- [PROBLEM STATEMENT]:
The data must be returned in full and exactly as given.

- [GIVEN DATA]:

[Start]

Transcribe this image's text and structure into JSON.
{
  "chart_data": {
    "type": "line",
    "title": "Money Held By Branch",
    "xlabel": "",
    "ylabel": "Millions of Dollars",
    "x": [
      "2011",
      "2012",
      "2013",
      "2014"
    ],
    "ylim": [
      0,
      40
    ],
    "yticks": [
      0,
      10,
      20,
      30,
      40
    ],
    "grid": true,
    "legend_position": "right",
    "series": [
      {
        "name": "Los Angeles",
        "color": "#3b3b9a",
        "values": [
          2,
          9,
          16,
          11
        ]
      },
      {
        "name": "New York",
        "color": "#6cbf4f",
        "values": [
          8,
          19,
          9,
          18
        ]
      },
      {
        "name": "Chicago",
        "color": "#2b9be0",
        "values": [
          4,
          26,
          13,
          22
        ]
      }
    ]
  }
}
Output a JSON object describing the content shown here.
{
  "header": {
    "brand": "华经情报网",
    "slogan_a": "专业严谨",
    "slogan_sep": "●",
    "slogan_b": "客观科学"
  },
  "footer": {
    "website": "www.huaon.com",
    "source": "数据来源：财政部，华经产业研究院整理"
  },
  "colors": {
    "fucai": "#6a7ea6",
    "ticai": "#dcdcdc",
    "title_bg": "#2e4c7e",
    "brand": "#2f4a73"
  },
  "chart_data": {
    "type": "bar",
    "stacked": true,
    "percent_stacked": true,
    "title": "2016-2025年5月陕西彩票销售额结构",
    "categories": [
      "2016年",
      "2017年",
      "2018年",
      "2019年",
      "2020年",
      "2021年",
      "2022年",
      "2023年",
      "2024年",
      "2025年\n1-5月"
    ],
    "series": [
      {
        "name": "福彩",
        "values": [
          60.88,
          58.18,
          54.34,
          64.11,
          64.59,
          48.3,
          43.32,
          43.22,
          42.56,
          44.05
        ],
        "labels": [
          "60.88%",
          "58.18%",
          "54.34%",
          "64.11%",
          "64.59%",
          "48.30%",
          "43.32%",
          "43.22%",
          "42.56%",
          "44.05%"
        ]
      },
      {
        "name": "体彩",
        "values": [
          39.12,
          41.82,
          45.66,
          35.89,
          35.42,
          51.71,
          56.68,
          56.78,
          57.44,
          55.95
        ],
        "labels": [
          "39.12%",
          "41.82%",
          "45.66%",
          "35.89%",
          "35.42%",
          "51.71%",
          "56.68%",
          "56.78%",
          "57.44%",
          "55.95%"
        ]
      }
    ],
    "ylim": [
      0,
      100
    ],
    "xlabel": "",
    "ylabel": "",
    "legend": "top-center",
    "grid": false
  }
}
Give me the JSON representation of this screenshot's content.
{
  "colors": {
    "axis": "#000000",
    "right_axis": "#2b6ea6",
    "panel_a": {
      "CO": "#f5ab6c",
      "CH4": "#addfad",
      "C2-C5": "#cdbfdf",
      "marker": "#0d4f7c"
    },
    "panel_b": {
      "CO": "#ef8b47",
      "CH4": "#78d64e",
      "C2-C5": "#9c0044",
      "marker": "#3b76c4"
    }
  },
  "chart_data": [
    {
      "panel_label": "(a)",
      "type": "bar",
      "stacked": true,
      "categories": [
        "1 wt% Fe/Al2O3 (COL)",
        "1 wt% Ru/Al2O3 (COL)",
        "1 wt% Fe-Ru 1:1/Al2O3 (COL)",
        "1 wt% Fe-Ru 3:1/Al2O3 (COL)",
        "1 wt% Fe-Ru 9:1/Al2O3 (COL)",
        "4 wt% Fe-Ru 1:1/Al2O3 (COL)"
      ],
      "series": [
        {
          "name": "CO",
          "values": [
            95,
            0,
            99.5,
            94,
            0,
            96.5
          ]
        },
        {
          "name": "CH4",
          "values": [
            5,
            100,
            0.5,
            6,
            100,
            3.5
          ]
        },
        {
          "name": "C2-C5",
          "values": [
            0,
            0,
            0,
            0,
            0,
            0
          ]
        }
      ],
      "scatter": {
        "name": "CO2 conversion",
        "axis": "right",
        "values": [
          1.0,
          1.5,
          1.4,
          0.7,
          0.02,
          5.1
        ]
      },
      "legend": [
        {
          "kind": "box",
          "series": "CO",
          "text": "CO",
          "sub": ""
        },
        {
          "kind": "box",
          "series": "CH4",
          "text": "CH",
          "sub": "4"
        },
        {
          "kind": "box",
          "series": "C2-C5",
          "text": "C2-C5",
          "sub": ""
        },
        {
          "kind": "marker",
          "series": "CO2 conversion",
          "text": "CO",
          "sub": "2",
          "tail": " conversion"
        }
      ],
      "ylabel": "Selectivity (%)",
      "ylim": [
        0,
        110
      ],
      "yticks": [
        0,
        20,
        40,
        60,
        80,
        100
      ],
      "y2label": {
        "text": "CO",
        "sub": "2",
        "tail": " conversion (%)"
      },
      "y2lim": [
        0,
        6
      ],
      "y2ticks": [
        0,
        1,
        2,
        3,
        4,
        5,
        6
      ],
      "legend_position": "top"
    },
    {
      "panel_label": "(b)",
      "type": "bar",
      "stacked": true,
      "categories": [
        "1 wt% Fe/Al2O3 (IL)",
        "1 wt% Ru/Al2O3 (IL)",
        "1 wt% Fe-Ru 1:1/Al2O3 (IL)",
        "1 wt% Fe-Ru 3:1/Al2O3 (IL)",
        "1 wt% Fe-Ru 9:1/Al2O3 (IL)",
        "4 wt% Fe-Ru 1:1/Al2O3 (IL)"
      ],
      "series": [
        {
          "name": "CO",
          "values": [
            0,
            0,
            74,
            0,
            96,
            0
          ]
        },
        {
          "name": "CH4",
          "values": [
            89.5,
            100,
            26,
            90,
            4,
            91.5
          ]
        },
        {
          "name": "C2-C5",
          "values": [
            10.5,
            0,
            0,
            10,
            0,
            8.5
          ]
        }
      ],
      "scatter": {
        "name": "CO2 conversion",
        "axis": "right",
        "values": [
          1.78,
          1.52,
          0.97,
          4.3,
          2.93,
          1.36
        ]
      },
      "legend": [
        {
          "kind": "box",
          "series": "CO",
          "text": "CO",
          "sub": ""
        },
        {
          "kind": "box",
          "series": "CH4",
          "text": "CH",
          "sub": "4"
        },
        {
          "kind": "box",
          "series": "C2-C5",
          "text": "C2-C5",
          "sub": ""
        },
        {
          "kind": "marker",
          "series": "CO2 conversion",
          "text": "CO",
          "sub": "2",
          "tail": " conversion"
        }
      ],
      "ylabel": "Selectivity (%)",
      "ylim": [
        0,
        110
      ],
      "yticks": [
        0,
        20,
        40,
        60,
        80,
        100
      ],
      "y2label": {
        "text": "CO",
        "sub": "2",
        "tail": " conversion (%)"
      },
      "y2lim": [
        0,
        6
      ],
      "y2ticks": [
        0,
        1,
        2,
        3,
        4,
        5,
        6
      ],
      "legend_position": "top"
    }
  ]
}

[End]

- [COMPLETE OUTPUT]:
Transcribe this image's text and structure into JSON.
{
  "chart_data": {
    "type": "line",
    "title": "Money Held By Branch",
    "xlabel": "",
    "ylabel": "Millions of Dollars",
    "x": [
      "2011",
      "2012",
      "2013",
      "2014"
    ],
    "ylim": [
      0,
      40
    ],
    "yticks": [
      0,
      10,
      20,
      30,
      40
    ],
    "grid": true,
    "legend_position": "right",
    "series": [
      {
        "name": "Los Angeles",
        "color": "#3b3b9a",
        "values": [
          2,
          9,
          16,
          11
        ]
      },
      {
        "name": "New York",
        "color": "#6cbf4f",
        "values": [
          8,
          19,
          9,
          18
        ]
      },
      {
        "name": "Chicago",
        "color": "#2b9be0",
        "values": [
          4,
          26,
          13,
          22
        ]
      }
    ]
  }
}
Output a JSON object describing the content shown here.
{
  "header": {
    "brand": "华经情报网",
    "slogan_a": "专业严谨",
    "slogan_sep": "●",
    "slogan_b": "客观科学"
  },
  "footer": {
    "website": "www.huaon.com",
    "source": "数据来源：财政部，华经产业研究院整理"
  },
  "colors": {
    "fucai": "#6a7ea6",
    "ticai": "#dcdcdc",
    "title_bg": "#2e4c7e",
    "brand": "#2f4a73"
  },
  "chart_data": {
    "type": "bar",
    "stacked": true,
    "percent_stacked": true,
    "title": "2016-2025年5月陕西彩票销售额结构",
    "categories": [
      "2016年",
      "2017年",
      "2018年",
      "2019年",
      "2020年",
      "2021年",
      "2022年",
      "2023年",
      "2024年",
      "2025年\n1-5月"
    ],
    "series": [
      {
        "name": "福彩",
        "values": [
          60.88,
          58.18,
          54.34,
          64.11,
          64.59,
          48.3,
          43.32,
          43.22,
          42.56,
          44.05
        ],
        "labels": [
          "60.88%",
          "58.18%",
          "54.34%",
          "64.11%",
          "64.59%",
          "48.30%",
          "43.32%",
          "43.22%",
          "42.56%",
          "44.05%"
        ]
      },
      {
        "name": "体彩",
        "values": [
          39.12,
          41.82,
          45.66,
          35.89,
          35.42,
          51.71,
          56.68,
          56.78,
          57.44,
          55.95
        ],
        "labels": [
          "39.12%",
          "41.82%",
          "45.66%",
          "35.89%",
          "35.42%",
          "51.71%",
          "56.68%",
          "56.78%",
          "57.44%",
          "55.95%"
        ]
      }
    ],
    "ylim": [
      0,
      100
    ],
    "xlabel": "",
    "ylabel": "",
    "legend": "top-center",
    "grid": false
  }
}
Give me the JSON representation of this screenshot's content.
{
  "colors": {
    "axis": "#000000",
    "right_axis": "#2b6ea6",
    "panel_a": {
      "CO": "#f5ab6c",
      "CH4": "#addfad",
      "C2-C5": "#cdbfdf",
      "marker": "#0d4f7c"
    },
    "panel_b": {
      "CO": "#ef8b47",
      "CH4": "#78d64e",
      "C2-C5": "#9c0044",
      "marker": "#3b76c4"
    }
  },
  "chart_data": [
    {
      "panel_label": "(a)",
      "type": "bar",
      "stacked": true,
      "categories": [
        "1 wt% Fe/Al2O3 (COL)",
        "1 wt% Ru/Al2O3 (COL)",
        "1 wt% Fe-Ru 1:1/Al2O3 (COL)",
        "1 wt% Fe-Ru 3:1/Al2O3 (COL)",
        "1 wt% Fe-Ru 9:1/Al2O3 (COL)",
        "4 wt% Fe-Ru 1:1/Al2O3 (COL)"
      ],
      "series": [
        {
          "name": "CO",
          "values": [
            95,
            0,
            99.5,
            94,
            0,
            96.5
          ]
        },
        {
          "name": "CH4",
          "values": [
            5,
            100,
            0.5,
            6,
            100,
            3.5
          ]
        },
        {
          "name": "C2-C5",
          "values": [
            0,
            0,
            0,
            0,
            0,
            0
          ]
        }
      ],
      "scatter": {
        "name": "CO2 conversion",
        "axis": "right",
        "values": [
          1.0,
          1.5,
          1.4,
          0.7,
          0.02,
          5.1
        ]
      },
      "legend": [
        {
          "kind": "box",
          "series": "CO",
          "text": "CO",
          "sub": ""
        },
        {
          "kind": "box",
          "series": "CH4",
          "text": "CH",
          "sub": "4"
        },
        {
          "kind": "box",
          "series": "C2-C5",
          "text": "C2-C5",
          "sub": ""
        },
        {
          "kind": "marker",
          "series": "CO2 conversion",
          "text": "CO",
          "sub": "2",
          "tail": " conversion"
        }
      ],
      "ylabel": "Selectivity (%)",
      "ylim": [
        0,
        110
      ],
      "yticks": [
        0,
        20,
        40,
        60,
        80,
        100
      ],
      "y2label": {
        "text": "CO",
        "sub": "2",
        "tail": " conversion (%)"
      },
      "y2lim": [
        0,
        6
      ],
      "y2ticks": [
        0,
        1,
        2,
        3,
        4,
        5,
        6
      ],
      "legend_position": "top"
    },
    {
      "panel_label": "(b)",
      "type": "bar",
      "stacked": true,
      "categories": [
        "1 wt% Fe/Al2O3 (IL)",
        "1 wt% Ru/Al2O3 (IL)",
        "1 wt% Fe-Ru 1:1/Al2O3 (IL)",
        "1 wt% Fe-Ru 3:1/Al2O3 (IL)",
        "1 wt% Fe-Ru 9:1/Al2O3 (IL)",
        "4 wt% Fe-Ru 1:1/Al2O3 (IL)"
      ],
      "series": [
        {
          "name": "CO",
          "values": [
            0,
            0,
            74,
            0,
            96,
            0
          ]
        },
        {
          "name": "CH4",
          "values": [
            89.5,
            100,
            26,
            90,
            4,
            91.5
          ]
        },
        {
          "name": "C2-C5",
          "values": [
            10.5,
            0,
            0,
            10,
            0,
            8.5
          ]
        }
      ],
      "scatter": {
        "name": "CO2 conversion",
        "axis": "right",
        "values": [
          1.78,
          1.52,
          0.97,
          4.3,
          2.93,
          1.36
        ]
      },
      "legend": [
        {
          "kind": "box",
          "series": "CO",
          "text": "CO",
          "sub": ""
        },
        {
          "kind": "box",
          "series": "CH4",
          "text": "CH",
          "sub": "4"
        },
        {
          "kind": "box",
          "series": "C2-C5",
          "text": "C2-C5",
          "sub": ""
        },
        {
          "kind": "marker",
          "series": "CO2 conversion",
          "text": "CO",
          "sub": "2",
          "tail": " conversion"
        }
      ],
      "ylabel": "Selectivity (%)",
      "ylim": [
        0,
        110
      ],
      "yticks": [
        0,
        20,
        40,
        60,
        80,
        100
      ],
      "y2label": {
        "text": "CO",
        "sub": "2",
        "tail": " conversion (%)"
      },
      "y2lim": [
        0,
        6
      ],
      "y2ticks": [
        0,
        1,
        2,
        3,
        4,
        5,
        6
      ],
      "legend_position": "top"
    }
  ]
}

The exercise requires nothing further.